Start of Data shown
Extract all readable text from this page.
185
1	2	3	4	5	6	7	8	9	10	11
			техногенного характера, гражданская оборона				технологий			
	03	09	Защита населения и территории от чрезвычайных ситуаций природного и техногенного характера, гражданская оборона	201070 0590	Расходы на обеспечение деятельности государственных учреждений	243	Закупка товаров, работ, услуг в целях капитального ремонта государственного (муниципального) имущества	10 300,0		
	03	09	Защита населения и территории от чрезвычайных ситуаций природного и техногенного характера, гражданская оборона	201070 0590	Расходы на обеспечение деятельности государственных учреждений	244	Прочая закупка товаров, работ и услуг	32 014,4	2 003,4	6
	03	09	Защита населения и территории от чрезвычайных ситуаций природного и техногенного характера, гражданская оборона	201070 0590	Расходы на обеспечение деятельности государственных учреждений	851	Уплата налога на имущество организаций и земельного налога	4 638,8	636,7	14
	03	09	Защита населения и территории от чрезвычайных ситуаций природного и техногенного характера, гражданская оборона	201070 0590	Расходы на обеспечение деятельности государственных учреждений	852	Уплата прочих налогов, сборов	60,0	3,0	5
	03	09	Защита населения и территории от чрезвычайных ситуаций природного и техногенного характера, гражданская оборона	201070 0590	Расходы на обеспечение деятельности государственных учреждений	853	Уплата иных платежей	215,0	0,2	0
End of Data shown
Goal> Set down every record above exactly as given.

Worked answer>
Extract all readable text from this page.
185
1	2	3	4	5	6	7	8	9	10	11
			техногенного характера, гражданская оборона				технологий			
	03	09	Защита населения и территории от чрезвычайных ситуаций природного и техногенного характера, гражданская оборона	201070 0590	Расходы на обеспечение деятельности государственных учреждений	243	Закупка товаров, работ, услуг в целях капитального ремонта государственного (муниципального) имущества	10 300,0		
	03	09	Защита населения и территории от чрезвычайных ситуаций природного и техногенного характера, гражданская оборона	201070 0590	Расходы на обеспечение деятельности государственных учреждений	244	Прочая закупка товаров, работ и услуг	32 014,4	2 003,4	6
	03	09	Защита населения и территории от чрезвычайных ситуаций природного и техногенного характера, гражданская оборона	201070 0590	Расходы на обеспечение деятельности государственных учреждений	851	Уплата налога на имущество организаций и земельного налога	4 638,8	636,7	14
	03	09	Защита населения и территории от чрезвычайных ситуаций природного и техногенного характера, гражданская оборона	201070 0590	Расходы на обеспечение деятельности государственных учреждений	852	Уплата прочих налогов, сборов	60,0	3,0	5
	03	09	Защита населения и территории от чрезвычайных ситуаций природного и техногенного характера, гражданская оборона	201070 0590	Расходы на обеспечение деятельности государственных учреждений	853	Уплата иных платежей	215,0	0,2	0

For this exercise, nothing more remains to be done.